■ **Set problem**:
Every record must be written out once more, with nothing added or omitted.

■ **Stored data entries**:
----

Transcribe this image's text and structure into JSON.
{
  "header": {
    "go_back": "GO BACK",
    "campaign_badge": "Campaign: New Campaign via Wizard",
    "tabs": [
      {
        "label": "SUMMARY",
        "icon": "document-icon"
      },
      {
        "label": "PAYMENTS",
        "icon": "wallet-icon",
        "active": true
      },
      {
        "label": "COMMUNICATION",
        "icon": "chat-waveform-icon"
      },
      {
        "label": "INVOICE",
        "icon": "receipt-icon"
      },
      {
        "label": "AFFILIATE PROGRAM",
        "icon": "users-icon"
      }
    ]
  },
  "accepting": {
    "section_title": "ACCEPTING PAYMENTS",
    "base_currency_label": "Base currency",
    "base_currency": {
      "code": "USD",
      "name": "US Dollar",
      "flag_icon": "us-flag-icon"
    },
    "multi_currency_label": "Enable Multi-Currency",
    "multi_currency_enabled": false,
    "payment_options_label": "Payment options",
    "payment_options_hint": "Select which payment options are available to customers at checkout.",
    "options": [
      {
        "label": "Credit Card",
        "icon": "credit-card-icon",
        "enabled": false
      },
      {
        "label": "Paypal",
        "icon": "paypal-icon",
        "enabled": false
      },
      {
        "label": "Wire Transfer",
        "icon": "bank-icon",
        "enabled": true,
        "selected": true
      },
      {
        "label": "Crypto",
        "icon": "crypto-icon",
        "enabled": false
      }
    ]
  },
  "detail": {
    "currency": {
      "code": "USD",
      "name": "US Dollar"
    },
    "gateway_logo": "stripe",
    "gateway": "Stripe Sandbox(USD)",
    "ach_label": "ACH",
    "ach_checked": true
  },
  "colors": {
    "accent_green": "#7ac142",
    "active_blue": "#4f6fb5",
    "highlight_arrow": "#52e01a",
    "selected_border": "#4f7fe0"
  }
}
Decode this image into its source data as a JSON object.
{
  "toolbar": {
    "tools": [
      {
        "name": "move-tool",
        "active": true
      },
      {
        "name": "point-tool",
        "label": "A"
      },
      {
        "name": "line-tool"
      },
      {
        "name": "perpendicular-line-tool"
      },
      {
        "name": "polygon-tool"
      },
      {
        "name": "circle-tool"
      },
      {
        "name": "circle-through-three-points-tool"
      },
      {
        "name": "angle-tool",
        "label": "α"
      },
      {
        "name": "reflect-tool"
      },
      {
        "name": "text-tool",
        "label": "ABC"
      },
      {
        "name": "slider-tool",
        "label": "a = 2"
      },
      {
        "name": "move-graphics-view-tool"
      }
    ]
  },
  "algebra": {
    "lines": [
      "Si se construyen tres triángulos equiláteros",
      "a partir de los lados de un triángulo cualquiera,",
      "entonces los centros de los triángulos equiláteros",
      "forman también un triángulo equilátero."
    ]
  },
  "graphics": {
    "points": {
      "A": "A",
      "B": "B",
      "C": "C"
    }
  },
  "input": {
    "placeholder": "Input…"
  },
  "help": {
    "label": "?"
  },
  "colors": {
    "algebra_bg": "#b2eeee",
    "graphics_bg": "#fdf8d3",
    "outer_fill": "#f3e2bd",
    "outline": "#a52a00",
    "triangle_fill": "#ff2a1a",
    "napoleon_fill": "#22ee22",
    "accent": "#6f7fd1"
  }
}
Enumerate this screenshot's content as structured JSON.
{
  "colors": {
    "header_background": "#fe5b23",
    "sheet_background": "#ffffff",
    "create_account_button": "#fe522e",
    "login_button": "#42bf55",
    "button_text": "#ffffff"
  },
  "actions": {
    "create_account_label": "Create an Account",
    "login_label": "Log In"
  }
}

----

■ **Output of the task**:
Transcribe this image's text and structure into JSON.
{
  "header": {
    "go_back": "GO BACK",
    "campaign_badge": "Campaign: New Campaign via Wizard",
    "tabs": [
      {
        "label": "SUMMARY",
        "icon": "document-icon"
      },
      {
        "label": "PAYMENTS",
        "icon": "wallet-icon",
        "active": true
      },
      {
        "label": "COMMUNICATION",
        "icon": "chat-waveform-icon"
      },
      {
        "label": "INVOICE",
        "icon": "receipt-icon"
      },
      {
        "label": "AFFILIATE PROGRAM",
        "icon": "users-icon"
      }
    ]
  },
  "accepting": {
    "section_title": "ACCEPTING PAYMENTS",
    "base_currency_label": "Base currency",
    "base_currency": {
      "code": "USD",
      "name": "US Dollar",
      "flag_icon": "us-flag-icon"
    },
    "multi_currency_label": "Enable Multi-Currency",
    "multi_currency_enabled": false,
    "payment_options_label": "Payment options",
    "payment_options_hint": "Select which payment options are available to customers at checkout.",
    "options": [
      {
        "label": "Credit Card",
        "icon": "credit-card-icon",
        "enabled": false
      },
      {
        "label": "Paypal",
        "icon": "paypal-icon",
        "enabled": false
      },
      {
        "label": "Wire Transfer",
        "icon": "bank-icon",
        "enabled": true,
        "selected": true
      },
      {
        "label": "Crypto",
        "icon": "crypto-icon",
        "enabled": false
      }
    ]
  },
  "detail": {
    "currency": {
      "code": "USD",
      "name": "US Dollar"
    },
    "gateway_logo": "stripe",
    "gateway": "Stripe Sandbox(USD)",
    "ach_label": "ACH",
    "ach_checked": true
  },
  "colors": {
    "accent_green": "#7ac142",
    "active_blue": "#4f6fb5",
    "highlight_arrow": "#52e01a",
    "selected_border": "#4f7fe0"
  }
}
Decode this image into its source data as a JSON object.
{
  "toolbar": {
    "tools": [
      {
        "name": "move-tool",
        "active": true
      },
      {
        "name": "point-tool",
        "label": "A"
      },
      {
        "name": "line-tool"
      },
      {
        "name": "perpendicular-line-tool"
      },
      {
        "name": "polygon-tool"
      },
      {
        "name": "circle-tool"
      },
      {
        "name": "circle-through-three-points-tool"
      },
      {
        "name": "angle-tool",
        "label": "α"
      },
      {
        "name": "reflect-tool"
      },
      {
        "name": "text-tool",
        "label": "ABC"
      },
      {
        "name": "slider-tool",
        "label": "a = 2"
      },
      {
        "name": "move-graphics-view-tool"
      }
    ]
  },
  "algebra": {
    "lines": [
      "Si se construyen tres triángulos equiláteros",
      "a partir de los lados de un triángulo cualquiera,",
      "entonces los centros de los triángulos equiláteros",
      "forman también un triángulo equilátero."
    ]
  },
  "graphics": {
    "points": {
      "A": "A",
      "B": "B",
      "C": "C"
    }
  },
  "input": {
    "placeholder": "Input…"
  },
  "help": {
    "label": "?"
  },
  "colors": {
    "algebra_bg": "#b2eeee",
    "graphics_bg": "#fdf8d3",
    "outer_fill": "#f3e2bd",
    "outline": "#a52a00",
    "triangle_fill": "#ff2a1a",
    "napoleon_fill": "#22ee22",
    "accent": "#6f7fd1"
  }
}
Enumerate this screenshot's content as structured JSON.
{
  "colors": {
    "header_background": "#fe5b23",
    "sheet_background": "#ffffff",
    "create_account_button": "#fe522e",
    "login_button": "#42bf55",
    "button_text": "#ffffff"
  },
  "actions": {
    "create_account_label": "Create an Account",
    "login_label": "Log In"
  }
}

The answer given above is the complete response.